■ Aim of the task: Pictures do not belong in the copy; restate the records below word for word.

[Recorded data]
= = =
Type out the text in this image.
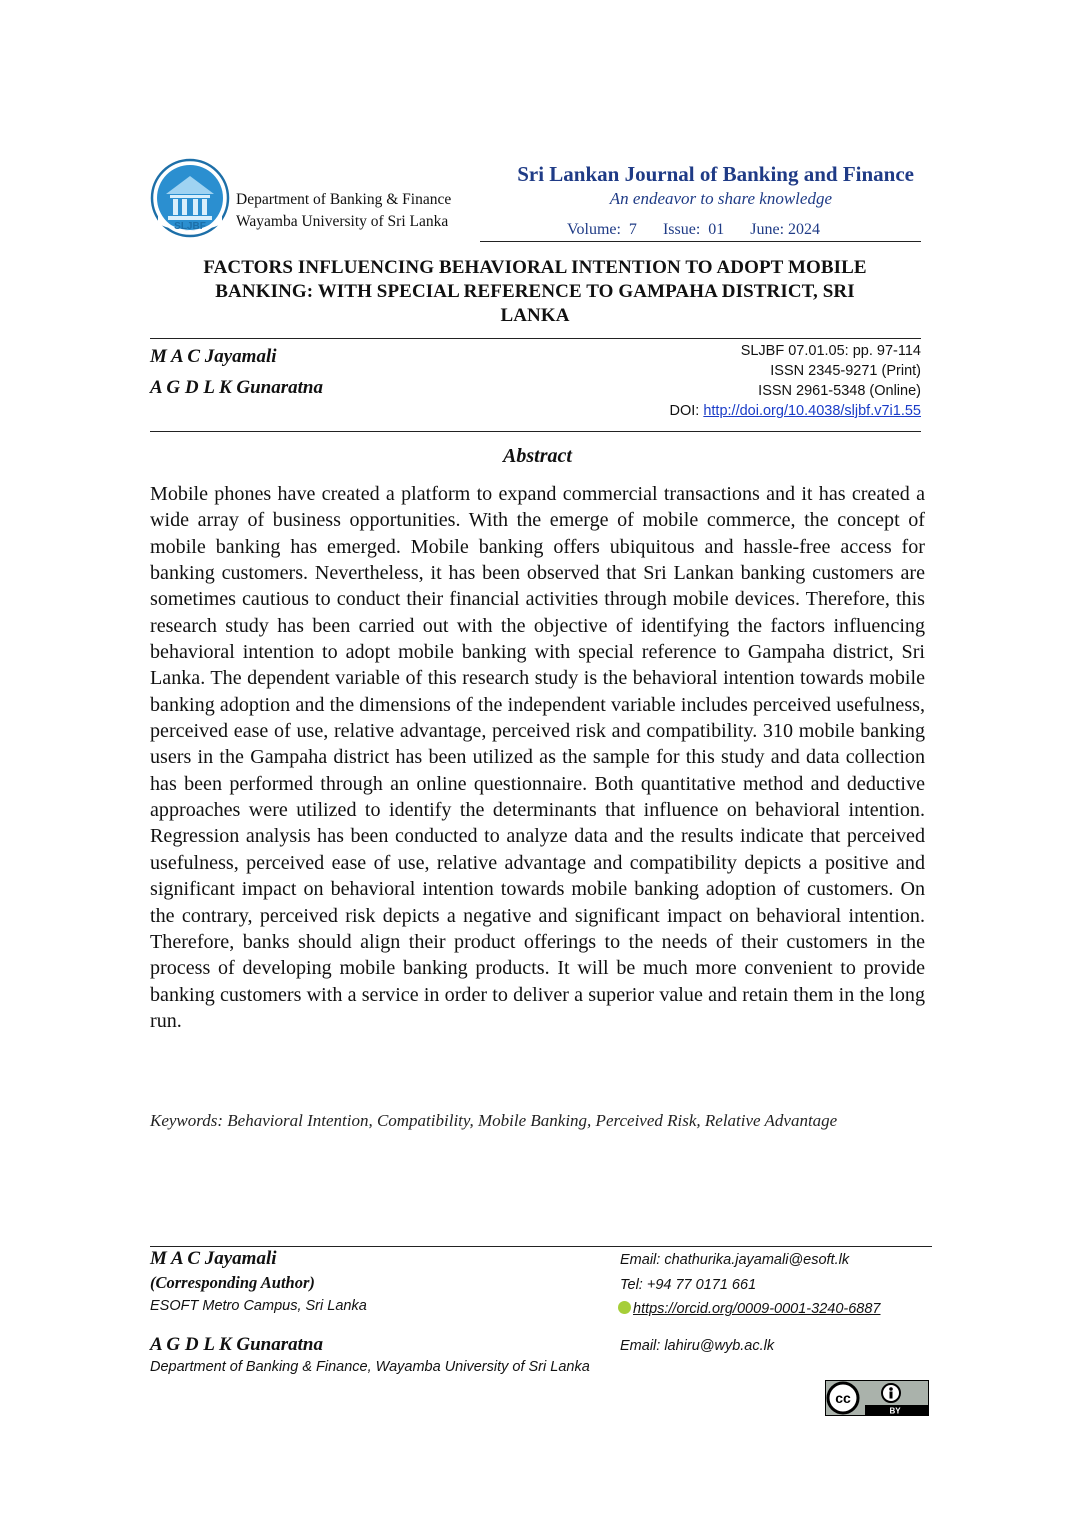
SLJBF
Department of Banking & Finance
Wayamba University of Sri Lanka
Sri Lankan Journal of Banking and Finance
An endeavor to share knowledge
Volume:  7 Issue:  01 June: 2024
FACTORS INFLUENCING BEHAVIORAL INTENTION TO ADOPT MOBILE
BANKING: WITH SPECIAL REFERENCE TO GAMPAHA DISTRICT, SRI
LANKA
M A C Jayamali
A G D L K Gunaratna
SLJBF 07.01.05: pp. 97-114
ISSN 2345-9271 (Print)
ISSN 2961-5348 (Online)
DOI: http://doi.org/10.4038/sljbf.v7i1.55
Abstract
Mobile phones have created a platform to expand commercial transactions and it has created a wide array of business opportunities. With the emerge of mobile commerce, the concept of mobile banking has emerged. Mobile banking offers ubiquitous and hassle-free access for banking customers. Nevertheless, it has been observed that Sri Lankan banking customers are sometimes cautious to conduct their financial activities through mobile devices. Therefore, this research study has been carried out with the objective of identifying the factors influencing behavioral intention to adopt mobile banking with special reference to Gampaha district, Sri Lanka. The dependent variable of this research study is the behavioral intention towards mobile banking adoption and the dimensions of the independent variable includes perceived usefulness, perceived ease of use, relative advantage, perceived risk and compatibility. 310 mobile banking users in the Gampaha district has been utilized as the sample for this study and data collection has been performed through an online questionnaire. Both quantitative method and deductive approaches were utilized to identify the determinants that influence on behavioral intention. Regression analysis has been conducted to analyze data and the results indicate that perceived usefulness, perceived ease of use, relative advantage and compatibility depicts a positive and significant impact on behavioral intention towards mobile banking adoption of customers. On the contrary, perceived risk depicts a negative and significant impact on behavioral intention. Therefore, banks should align their product offerings to the needs of their customers in the process of developing mobile banking products. It will be much more convenient to provide banking customers with a service in order to deliver a superior value and retain them in the long run.
Keywords: Behavioral Intention, Compatibility, Mobile Banking, Perceived Risk, Relative Advantage
M A C Jayamali
(Corresponding Author)
ESOFT Metro Campus, Sri Lanka
Email: chathurika.jayamali@esoft.lk
Tel: +94 77 0171 661
https://orcid.org/0009-0001-3240-6887
A G D L K Gunaratna
Department of Banking & Finance, Wayamba University of Sri Lanka
Email: lahiru@wyb.ac.lk
cc
BY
= = =
■ Response:
Type out the text in this image.
SLJBF
Department of Banking & Finance
Wayamba University of Sri Lanka
Sri Lankan Journal of Banking and Finance
An endeavor to share knowledge
Volume:  7 Issue:  01 June: 2024
FACTORS INFLUENCING BEHAVIORAL INTENTION TO ADOPT MOBILE
BANKING: WITH SPECIAL REFERENCE TO GAMPAHA DISTRICT, SRI
LANKA
M A C Jayamali
A G D L K Gunaratna
SLJBF 07.01.05: pp. 97-114
ISSN 2345-9271 (Print)
ISSN 2961-5348 (Online)
DOI: http://doi.org/10.4038/sljbf.v7i1.55
Abstract
Mobile phones have created a platform to expand commercial transactions and it has created a wide array of business opportunities. With the emerge of mobile commerce, the concept of mobile banking has emerged. Mobile banking offers ubiquitous and hassle-free access for banking customers. Nevertheless, it has been observed that Sri Lankan banking customers are sometimes cautious to conduct their financial activities through mobile devices. Therefore, this research study has been carried out with the objective of identifying the factors influencing behavioral intention to adopt mobile banking with special reference to Gampaha district, Sri Lanka. The dependent variable of this research study is the behavioral intention towards mobile banking adoption and the dimensions of the independent variable includes perceived usefulness, perceived ease of use, relative advantage, perceived risk and compatibility. 310 mobile banking users in the Gampaha district has been utilized as the sample for this study and data collection has been performed through an online questionnaire. Both quantitative method and deductive approaches were utilized to identify the determinants that influence on behavioral intention. Regression analysis has been conducted to analyze data and the results indicate that perceived usefulness, perceived ease of use, relative advantage and compatibility depicts a positive and significant impact on behavioral intention towards mobile banking adoption of customers. On the contrary, perceived risk depicts a negative and significant impact on behavioral intention. Therefore, banks should align their product offerings to the needs of their customers in the process of developing mobile banking products. It will be much more convenient to provide banking customers with a service in order to deliver a superior value and retain them in the long run.
Keywords: Behavioral Intention, Compatibility, Mobile Banking, Perceived Risk, Relative Advantage
M A C Jayamali
(Corresponding Author)
ESOFT Metro Campus, Sri Lanka
Email: chathurika.jayamali@esoft.lk
Tel: +94 77 0171 661
https://orcid.org/0009-0001-3240-6887
A G D L K Gunaratna
Department of Banking & Finance, Wayamba University of Sri Lanka
Email: lahiru@wyb.ac.lk
cc
BY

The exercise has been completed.